### Exercise requirements
Please copy the data below line for line, keeping every character unchanged.

### Given data
▼

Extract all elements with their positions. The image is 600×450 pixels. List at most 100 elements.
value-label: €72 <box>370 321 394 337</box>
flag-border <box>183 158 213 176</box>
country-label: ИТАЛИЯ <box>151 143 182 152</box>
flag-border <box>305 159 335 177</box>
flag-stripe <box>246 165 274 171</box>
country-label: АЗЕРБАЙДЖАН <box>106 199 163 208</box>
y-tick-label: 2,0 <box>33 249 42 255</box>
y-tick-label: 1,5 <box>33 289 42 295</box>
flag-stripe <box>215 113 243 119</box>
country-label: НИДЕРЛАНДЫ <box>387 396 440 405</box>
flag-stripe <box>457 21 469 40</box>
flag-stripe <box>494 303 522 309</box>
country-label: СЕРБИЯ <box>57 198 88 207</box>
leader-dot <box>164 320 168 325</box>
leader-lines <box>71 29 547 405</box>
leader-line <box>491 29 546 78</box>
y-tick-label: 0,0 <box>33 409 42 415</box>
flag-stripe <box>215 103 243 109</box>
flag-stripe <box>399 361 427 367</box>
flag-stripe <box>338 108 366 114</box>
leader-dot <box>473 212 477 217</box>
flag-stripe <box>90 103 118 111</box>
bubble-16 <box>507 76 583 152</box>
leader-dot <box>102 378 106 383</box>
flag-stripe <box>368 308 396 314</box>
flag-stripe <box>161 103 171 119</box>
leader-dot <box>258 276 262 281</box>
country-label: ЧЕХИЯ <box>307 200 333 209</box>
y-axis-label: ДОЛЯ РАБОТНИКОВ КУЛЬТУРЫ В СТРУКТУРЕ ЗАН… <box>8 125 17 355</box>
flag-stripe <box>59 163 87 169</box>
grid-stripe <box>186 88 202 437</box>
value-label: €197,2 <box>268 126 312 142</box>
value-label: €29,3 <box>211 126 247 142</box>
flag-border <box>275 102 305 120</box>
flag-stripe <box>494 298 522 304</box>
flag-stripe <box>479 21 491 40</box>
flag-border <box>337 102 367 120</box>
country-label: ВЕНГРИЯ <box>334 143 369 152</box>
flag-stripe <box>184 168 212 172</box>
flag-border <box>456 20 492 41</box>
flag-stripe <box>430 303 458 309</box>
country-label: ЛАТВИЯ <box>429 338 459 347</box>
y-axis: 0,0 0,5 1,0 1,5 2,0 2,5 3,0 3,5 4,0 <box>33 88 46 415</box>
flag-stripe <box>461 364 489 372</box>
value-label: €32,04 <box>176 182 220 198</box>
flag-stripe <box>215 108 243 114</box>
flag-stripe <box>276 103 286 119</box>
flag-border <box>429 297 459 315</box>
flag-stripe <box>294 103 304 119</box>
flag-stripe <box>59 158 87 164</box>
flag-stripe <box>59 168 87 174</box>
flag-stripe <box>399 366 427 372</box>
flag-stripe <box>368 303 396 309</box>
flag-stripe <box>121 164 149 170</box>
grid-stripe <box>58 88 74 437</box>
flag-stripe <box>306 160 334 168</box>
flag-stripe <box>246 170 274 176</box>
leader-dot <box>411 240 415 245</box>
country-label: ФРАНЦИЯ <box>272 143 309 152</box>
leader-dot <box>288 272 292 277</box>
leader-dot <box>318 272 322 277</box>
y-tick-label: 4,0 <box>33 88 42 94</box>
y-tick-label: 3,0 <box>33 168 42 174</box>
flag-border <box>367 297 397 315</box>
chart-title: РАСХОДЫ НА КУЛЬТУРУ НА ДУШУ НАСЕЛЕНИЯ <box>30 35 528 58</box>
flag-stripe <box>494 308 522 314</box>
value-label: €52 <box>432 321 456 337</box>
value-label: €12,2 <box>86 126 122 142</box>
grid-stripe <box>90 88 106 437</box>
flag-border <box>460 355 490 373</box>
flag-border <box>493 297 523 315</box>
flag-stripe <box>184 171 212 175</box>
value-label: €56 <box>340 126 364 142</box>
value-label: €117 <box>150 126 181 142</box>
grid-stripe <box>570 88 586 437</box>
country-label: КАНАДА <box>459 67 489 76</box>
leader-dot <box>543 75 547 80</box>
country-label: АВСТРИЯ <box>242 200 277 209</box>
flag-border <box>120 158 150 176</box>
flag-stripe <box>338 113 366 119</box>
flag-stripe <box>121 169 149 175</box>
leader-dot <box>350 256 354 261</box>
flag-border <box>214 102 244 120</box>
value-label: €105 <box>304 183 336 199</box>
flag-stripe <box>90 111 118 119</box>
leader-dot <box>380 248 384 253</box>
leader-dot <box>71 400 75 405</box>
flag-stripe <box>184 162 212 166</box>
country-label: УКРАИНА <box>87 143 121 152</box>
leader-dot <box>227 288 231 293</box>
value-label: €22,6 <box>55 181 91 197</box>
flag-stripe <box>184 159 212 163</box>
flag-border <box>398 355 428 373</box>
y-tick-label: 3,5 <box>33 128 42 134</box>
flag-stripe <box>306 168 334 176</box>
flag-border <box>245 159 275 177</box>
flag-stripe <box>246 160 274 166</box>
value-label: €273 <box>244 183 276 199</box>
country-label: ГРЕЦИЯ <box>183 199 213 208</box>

▲

### Correct response
Extract all elements with their positions. The image is 600×450 pixels. List at most 100 elements.
value-label: €72 <box>370 321 394 337</box>
flag-border <box>183 158 213 176</box>
country-label: ИТАЛИЯ <box>151 143 182 152</box>
flag-border <box>305 159 335 177</box>
flag-stripe <box>246 165 274 171</box>
country-label: АЗЕРБАЙДЖАН <box>106 199 163 208</box>
y-tick-label: 2,0 <box>33 249 42 255</box>
y-tick-label: 1,5 <box>33 289 42 295</box>
flag-stripe <box>215 113 243 119</box>
country-label: НИДЕРЛАНДЫ <box>387 396 440 405</box>
flag-stripe <box>457 21 469 40</box>
flag-stripe <box>494 303 522 309</box>
country-label: СЕРБИЯ <box>57 198 88 207</box>
leader-dot <box>164 320 168 325</box>
leader-lines <box>71 29 547 405</box>
leader-line <box>491 29 546 78</box>
y-tick-label: 0,0 <box>33 409 42 415</box>
flag-stripe <box>215 103 243 109</box>
flag-stripe <box>399 361 427 367</box>
flag-stripe <box>338 108 366 114</box>
leader-dot <box>473 212 477 217</box>
flag-stripe <box>90 103 118 111</box>
bubble-16 <box>507 76 583 152</box>
leader-dot <box>102 378 106 383</box>
flag-stripe <box>368 308 396 314</box>
flag-stripe <box>161 103 171 119</box>
leader-dot <box>258 276 262 281</box>
country-label: ЧЕХИЯ <box>307 200 333 209</box>
y-axis-label: ДОЛЯ РАБОТНИКОВ КУЛЬТУРЫ В СТРУКТУРЕ ЗАН… <box>8 125 17 355</box>
flag-stripe <box>59 163 87 169</box>
grid-stripe <box>186 88 202 437</box>
value-label: €197,2 <box>268 126 312 142</box>
value-label: €29,3 <box>211 126 247 142</box>
flag-border <box>275 102 305 120</box>
flag-stripe <box>494 298 522 304</box>
flag-stripe <box>479 21 491 40</box>
flag-border <box>337 102 367 120</box>
country-label: ВЕНГРИЯ <box>334 143 369 152</box>
flag-stripe <box>184 168 212 172</box>
flag-border <box>456 20 492 41</box>
flag-stripe <box>430 303 458 309</box>
country-label: ЛАТВИЯ <box>429 338 459 347</box>
y-axis: 0,0 0,5 1,0 1,5 2,0 2,5 3,0 3,5 4,0 <box>33 88 46 415</box>
flag-stripe <box>461 364 489 372</box>
value-label: €32,04 <box>176 182 220 198</box>
flag-stripe <box>215 108 243 114</box>
flag-stripe <box>276 103 286 119</box>
flag-border <box>429 297 459 315</box>
flag-stripe <box>294 103 304 119</box>
flag-stripe <box>59 158 87 164</box>
flag-stripe <box>59 168 87 174</box>
flag-stripe <box>399 366 427 372</box>
flag-stripe <box>368 303 396 309</box>
flag-stripe <box>121 164 149 170</box>
grid-stripe <box>58 88 74 437</box>
flag-stripe <box>306 160 334 168</box>
flag-stripe <box>246 170 274 176</box>
leader-dot <box>411 240 415 245</box>
country-label: ФРАНЦИЯ <box>272 143 309 152</box>
leader-dot <box>288 272 292 277</box>
leader-dot <box>318 272 322 277</box>
y-tick-label: 4,0 <box>33 88 42 94</box>
y-tick-label: 3,0 <box>33 168 42 174</box>
flag-border <box>367 297 397 315</box>
chart-title: РАСХОДЫ НА КУЛЬТУРУ НА ДУШУ НАСЕЛЕНИЯ <box>30 35 528 58</box>
flag-stripe <box>494 308 522 314</box>
value-label: €52 <box>432 321 456 337</box>
value-label: €12,2 <box>86 126 122 142</box>
grid-stripe <box>90 88 106 437</box>
flag-border <box>460 355 490 373</box>
flag-border <box>493 297 523 315</box>
flag-stripe <box>184 171 212 175</box>
value-label: €56 <box>340 126 364 142</box>
value-label: €117 <box>150 126 181 142</box>
grid-stripe <box>570 88 586 437</box>
country-label: КАНАДА <box>459 67 489 76</box>
leader-dot <box>543 75 547 80</box>
country-label: АВСТРИЯ <box>242 200 277 209</box>
flag-border <box>120 158 150 176</box>
flag-stripe <box>338 113 366 119</box>
flag-stripe <box>121 169 149 175</box>
leader-dot <box>350 256 354 261</box>
flag-border <box>214 102 244 120</box>
value-label: €105 <box>304 183 336 199</box>
flag-stripe <box>90 111 118 119</box>
leader-dot <box>380 248 384 253</box>
leader-dot <box>71 400 75 405</box>
flag-stripe <box>184 162 212 166</box>
country-label: УКРАИНА <box>87 143 121 152</box>
leader-dot <box>227 288 231 293</box>
value-label: €22,6 <box>55 181 91 197</box>
flag-stripe <box>184 159 212 163</box>
flag-border <box>398 355 428 373</box>
y-tick-label: 3,5 <box>33 128 42 134</box>
flag-stripe <box>306 168 334 176</box>
flag-border <box>245 159 275 177</box>
flag-stripe <box>246 160 274 166</box>
value-label: €273 <box>244 183 276 199</box>
country-label: ГРЕЦИЯ <box>183 199 213 208</box>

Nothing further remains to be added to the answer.